» PROVIDED RECORDS:

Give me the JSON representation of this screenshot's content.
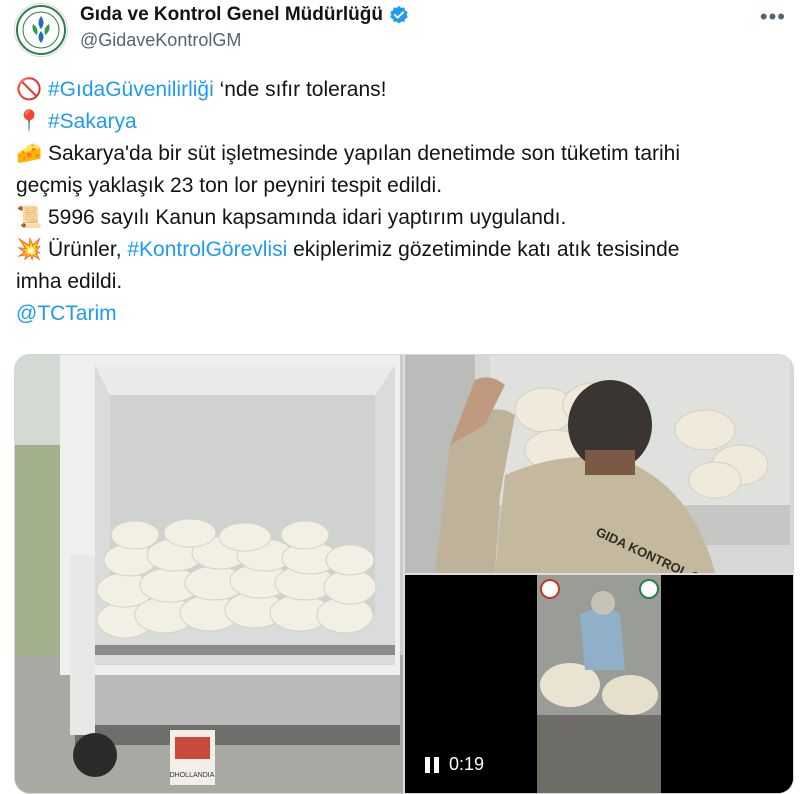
{
  "author": {
    "name": "Gıda ve Kontrol Genel Müdürlüğü",
    "handle": "@GidaveKontrolGM",
    "verified": true
  },
  "menu": {
    "more_label": "•••"
  },
  "text": {
    "l1_emoji": "🚫",
    "l1_tag": "#GıdaGüvenilirliği",
    "l1_rest": " ‘nde sıfır tolerans!",
    "l2_emoji": "📍",
    "l2_tag": "#Sakarya",
    "l3_emoji": "🧀",
    "l3": "Sakarya'da bir süt işletmesinde yapılan denetimde son tüketim tarihi",
    "l4": "geçmiş yaklaşık 23 ton lor peyniri tespit edildi.",
    "l5_emoji": "📜",
    "l5": "5996 sayılı Kanun kapsamında idari yaptırım uygulandı.",
    "l6_emoji": "💥",
    "l6_pre": "Ürünler, ",
    "l6_tag": "#KontrolGörevlisi",
    "l6_post": " ekiplerimiz gözetiminde katı atık tesisinde",
    "l7": "imha edildi.",
    "mention": "@TCTarim"
  },
  "media": {
    "jacket_text": "GIDA KONTROL GÖREVLİ",
    "box_text": "DHOLLANDIA",
    "video_time": "0:19"
  },
  "colors": {
    "link": "#1d9bf0",
    "verified": "#1d9bf0",
    "text": "#0f1419",
    "muted": "#536471"
  }
}
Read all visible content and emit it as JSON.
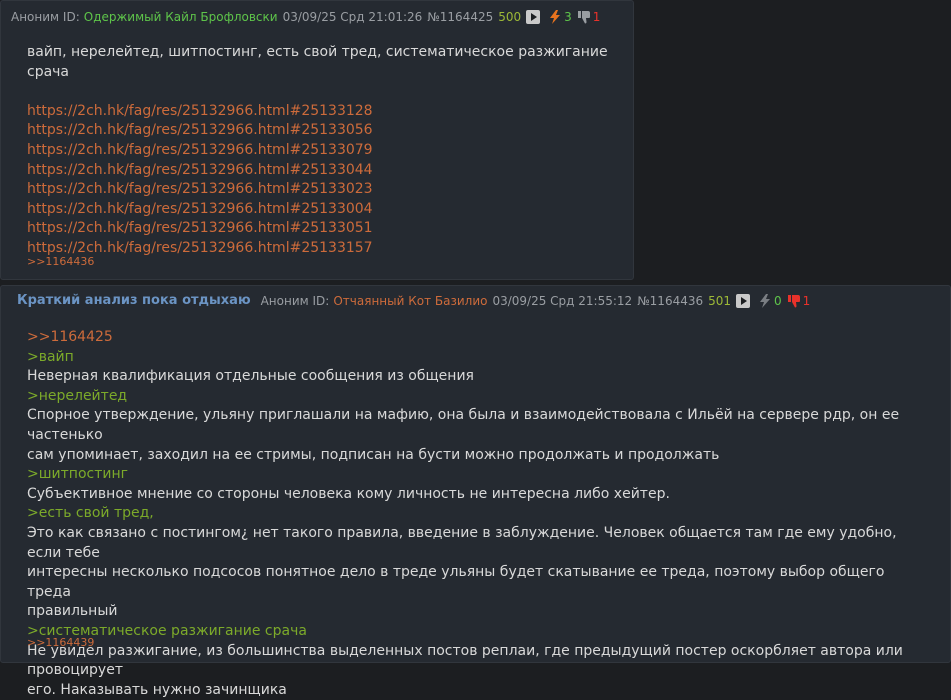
{
  "posts": [
    {
      "anon_label": "Аноним",
      "id_label": "ID:",
      "poster_name": "Одержимый Кайл Брофловски",
      "date": "03/09/25 Срд 21:01:26",
      "post_num": "№1164425",
      "count": "500",
      "likes": "3",
      "dislikes": "1",
      "like_icon_color": "#e8731e",
      "dislike_icon_color": "#9a9ea3",
      "lines": [
        "вайп, нерелейтед, шитпостинг, есть свой тред, систематическое разжигание срача"
      ],
      "links": [
        "https://2ch.hk/fag/res/25132966.html#25133128",
        "https://2ch.hk/fag/res/25132966.html#25133056",
        "https://2ch.hk/fag/res/25132966.html#25133079",
        "https://2ch.hk/fag/res/25132966.html#25133044",
        "https://2ch.hk/fag/res/25132966.html#25133023",
        "https://2ch.hk/fag/res/25132966.html#25133004",
        "https://2ch.hk/fag/res/25132966.html#25133051",
        "https://2ch.hk/fag/res/25132966.html#25133157"
      ],
      "reply": ">>1164436"
    },
    {
      "subject": "Краткий анализ пока отдыхаю",
      "anon_label": "Аноним",
      "id_label": "ID:",
      "poster_name": "Отчаянный Кот Базилио",
      "date": "03/09/25 Срд 21:55:12",
      "post_num": "№1164436",
      "count": "501",
      "likes": "0",
      "dislikes": "1",
      "like_icon_color": "#7a7e83",
      "dislike_icon_color": "#e8322b",
      "body": {
        "reply_ref": ">>1164425",
        "q1": ">вайп",
        "t1": "Неверная квалификация отдельные сообщения из общения",
        "q2": ">нерелейтед",
        "t2a": "Спорное утверждение, ульяну приглашали на мафию, она была и взаимодействовала с Ильёй на сервере рдр, он ее частенько",
        "t2b": "сам упоминает, заходил на ее стримы, подписан на бусти можно продолжать и продолжать",
        "q3": ">шитпостинг",
        "t3": "Субъективное мнение со стороны человека кому личность не интересна либо хейтер.",
        "q4": ">есть свой тред,",
        "t4a": "Это как связано с постингом¿ нет такого правила, введение в заблуждение. Человек общается там где ему удобно, если тебе",
        "t4b": "интересны несколько подсосов понятное дело в треде ульяны будет скатывание ее треда, поэтому выбор общего треда",
        "t4c": "правильный",
        "q5": ">систематическое разжигание срача",
        "t5a": "Не увидел разжигание, из большинства выделенных постов реплаи, где предыдущий постер оскорбляет автора или провоцирует",
        "t5b": "его. Наказывать нужно зачинщика"
      },
      "reply": ">>1164439"
    }
  ]
}
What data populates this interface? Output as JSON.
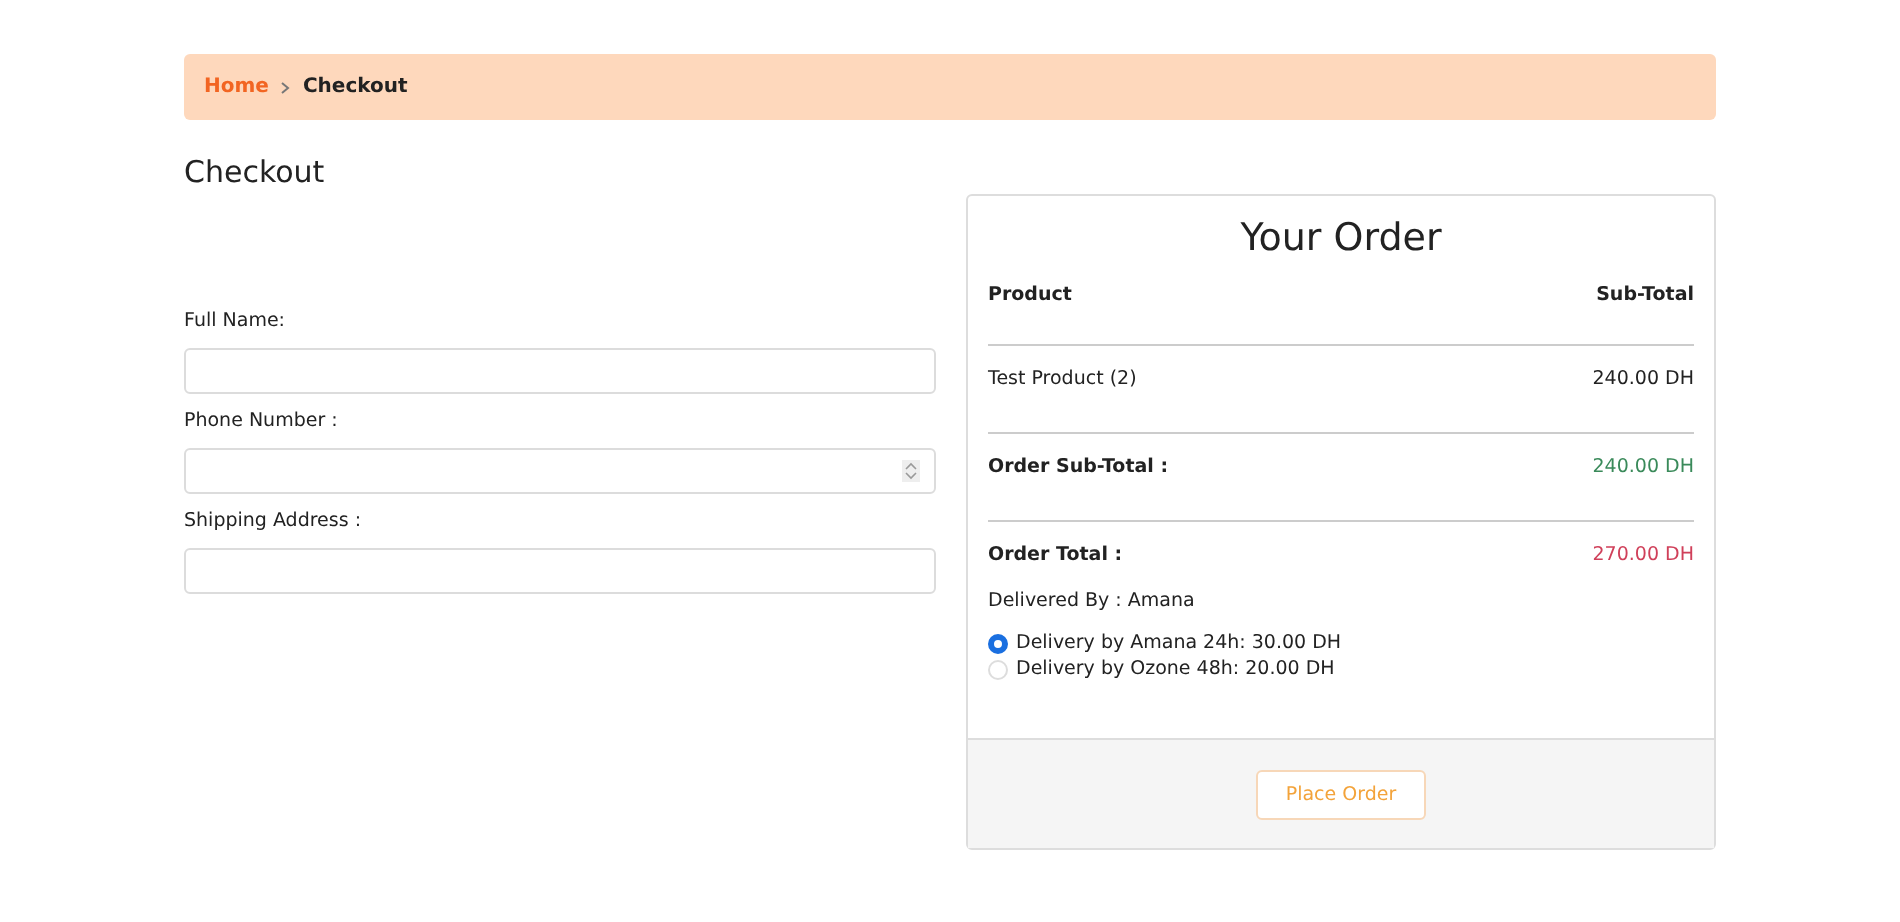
{
  "breadcrumb": [
    {
      "label": "Home",
      "selected": false
    },
    {
      "label": "Checkout",
      "selected": true
    }
  ],
  "heading": "Checkout",
  "form": {
    "fields": [
      {
        "label": "Full Name:",
        "kind": "text"
      },
      {
        "label": "Phone Number :",
        "kind": "number"
      },
      {
        "label": "Shipping Address :",
        "kind": "text"
      }
    ]
  },
  "order": {
    "title": "Your Order",
    "columns": [
      "Product",
      "Sub-Total"
    ],
    "rows": [
      {
        "kind": "item",
        "label": "Test Product (2)",
        "value": "240.00 DH"
      },
      {
        "kind": "subtotal",
        "label": "Order Sub-Total :",
        "value": "240.00 DH"
      },
      {
        "kind": "total",
        "label": "Order Total :",
        "value": "270.00 DH"
      }
    ],
    "delivered_by": "Delivered By : Amana",
    "delivery_options": [
      {
        "label": "Delivery by Amana 24h: 30.00 DH",
        "selected": true
      },
      {
        "label": "Delivery by Ozone 48h: 20.00 DH",
        "selected": false
      }
    ],
    "button": "Place Order"
  }
}
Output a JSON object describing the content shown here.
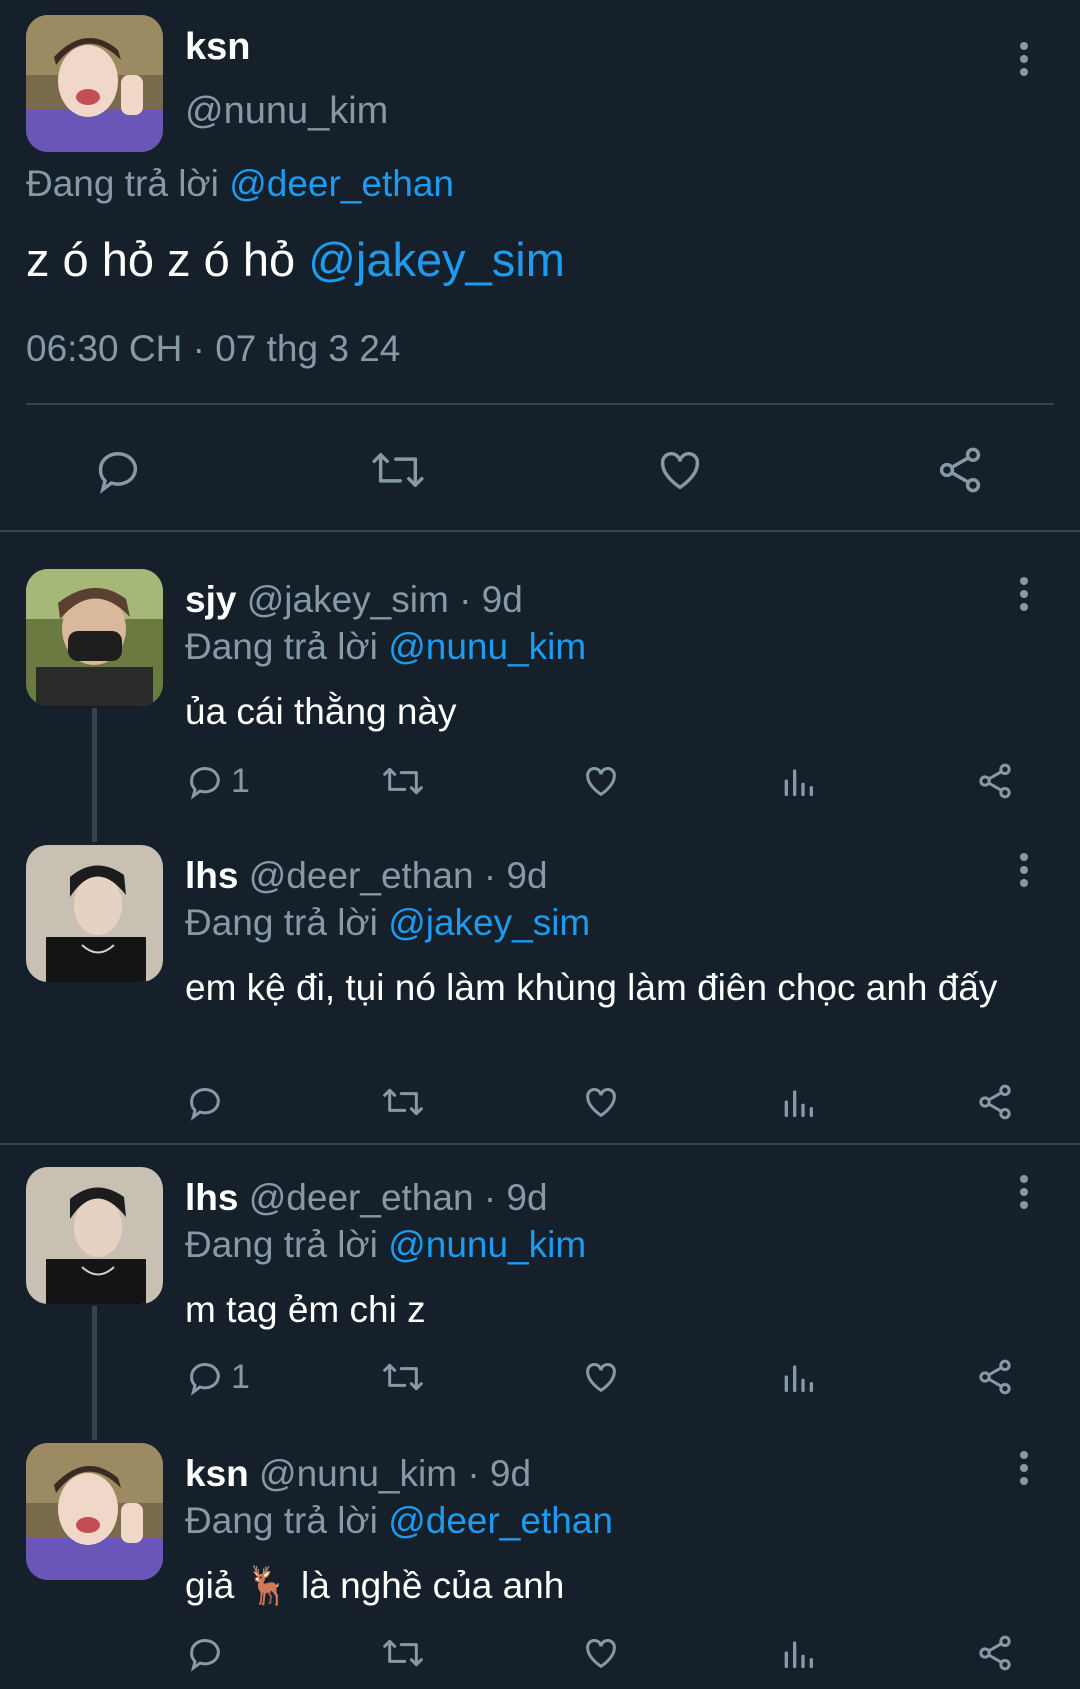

» EXERCISE TASK: Copy out the whole listing exactly, and don't carry over any pictures.

» ANSWER TO THE PROBLEM:
Give me the JSON representation of this screenshot's content.
{
  "author": {
    "name": "Gıda ve Kontrol Genel Müdürlüğü",
    "handle": "@GidaveKontrolGM",
    "verified": true
  },
  "menu": {
    "more_label": "•••"
  },
  "text": {
    "l1_emoji": "🚫",
    "l1_tag": "#GıdaGüvenilirliği",
    "l1_rest": " ‘nde sıfır tolerans!",
    "l2_emoji": "📍",
    "l2_tag": "#Sakarya",
    "l3_emoji": "🧀",
    "l3": "Sakarya'da bir süt işletmesinde yapılan denetimde son tüketim tarihi",
    "l4": "geçmiş yaklaşık 23 ton lor peyniri tespit edildi.",
    "l5_emoji": "📜",
    "l5": "5996 sayılı Kanun kapsamında idari yaptırım uygulandı.",
    "l6_emoji": "💥",
    "l6_pre": "Ürünler, ",
    "l6_tag": "#KontrolGörevlisi",
    "l6_post": " ekiplerimiz gözetiminde katı atık tesisinde",
    "l7": "imha edildi.",
    "mention": "@TCTarim"
  },
  "media": {
    "jacket_text": "GIDA KONTROL GÖREVLİ",
    "box_text": "DHOLLANDIA",
    "video_time": "0:19"
  },
  "colors": {
    "link": "#1d9bf0",
    "verified": "#1d9bf0",
    "text": "#0f1419",
    "muted": "#536471"
  }
}
Read all visible content and emit it as JSON.
{
  "posts": [
    {
      "anon_label": "Аноним",
      "id_label": "ID:",
      "poster_name": "Одержимый Кайл Брофловски",
      "date": "03/09/25 Срд 21:01:26",
      "post_num": "№1164425",
      "count": "500",
      "likes": "3",
      "dislikes": "1",
      "like_icon_color": "#e8731e",
      "dislike_icon_color": "#9a9ea3",
      "lines": [
        "вайп, нерелейтед, шитпостинг, есть свой тред, систематическое разжигание срача"
      ],
      "links": [
        "https://2ch.hk/fag/res/25132966.html#25133128",
        "https://2ch.hk/fag/res/25132966.html#25133056",
        "https://2ch.hk/fag/res/25132966.html#25133079",
        "https://2ch.hk/fag/res/25132966.html#25133044",
        "https://2ch.hk/fag/res/25132966.html#25133023",
        "https://2ch.hk/fag/res/25132966.html#25133004",
        "https://2ch.hk/fag/res/25132966.html#25133051",
        "https://2ch.hk/fag/res/25132966.html#25133157"
      ],
      "reply": ">>1164436"
    },
    {
      "subject": "Краткий анализ пока отдыхаю",
      "anon_label": "Аноним",
      "id_label": "ID:",
      "poster_name": "Отчаянный Кот Базилио",
      "date": "03/09/25 Срд 21:55:12",
      "post_num": "№1164436",
      "count": "501",
      "likes": "0",
      "dislikes": "1",
      "like_icon_color": "#7a7e83",
      "dislike_icon_color": "#e8322b",
      "body": {
        "reply_ref": ">>1164425",
        "q1": ">вайп",
        "t1": "Неверная квалификация отдельные сообщения из общения",
        "q2": ">нерелейтед",
        "t2a": "Спорное утверждение, ульяну приглашали на мафию, она была и взаимодействовала с Ильёй на сервере рдр, он ее частенько",
        "t2b": "сам упоминает, заходил на ее стримы, подписан на бусти можно продолжать и продолжать",
        "q3": ">шитпостинг",
        "t3": "Субъективное мнение со стороны человека кому личность не интересна либо хейтер.",
        "q4": ">есть свой тред,",
        "t4a": "Это как связано с постингом¿ нет такого правила, введение в заблуждение. Человек общается там где ему удобно, если тебе",
        "t4b": "интересны несколько подсосов понятное дело в треде ульяны будет скатывание ее треда, поэтому выбор общего треда",
        "t4c": "правильный",
        "q5": ">систематическое разжигание срача",
        "t5a": "Не увидел разжигание, из большинства выделенных постов реплаи, где предыдущий постер оскорбляет автора или провоцирует",
        "t5b": "его. Наказывать нужно зачинщика"
      },
      "reply": ">>1164439"
    }
  ]
}
What data populates this interface? Output as JSON.
{
  "breadcrumb": [
    {
      "label": "Home",
      "selected": false
    },
    {
      "label": "Checkout",
      "selected": true
    }
  ],
  "heading": "Checkout",
  "form": {
    "fields": [
      {
        "label": "Full Name:",
        "kind": "text"
      },
      {
        "label": "Phone Number :",
        "kind": "number"
      },
      {
        "label": "Shipping Address :",
        "kind": "text"
      }
    ]
  },
  "order": {
    "title": "Your Order",
    "columns": [
      "Product",
      "Sub-Total"
    ],
    "rows": [
      {
        "kind": "item",
        "label": "Test Product (2)",
        "value": "240.00 DH"
      },
      {
        "kind": "subtotal",
        "label": "Order Sub-Total :",
        "value": "240.00 DH"
      },
      {
        "kind": "total",
        "label": "Order Total :",
        "value": "270.00 DH"
      }
    ],
    "delivered_by": "Delivered By : Amana",
    "delivery_options": [
      {
        "label": "Delivery by Amana 24h: 30.00 DH",
        "selected": true
      },
      {
        "label": "Delivery by Ozone 48h: 20.00 DH",
        "selected": false
      }
    ],
    "button": "Place Order"
  }
}
Output a JSON object describing the content shown here.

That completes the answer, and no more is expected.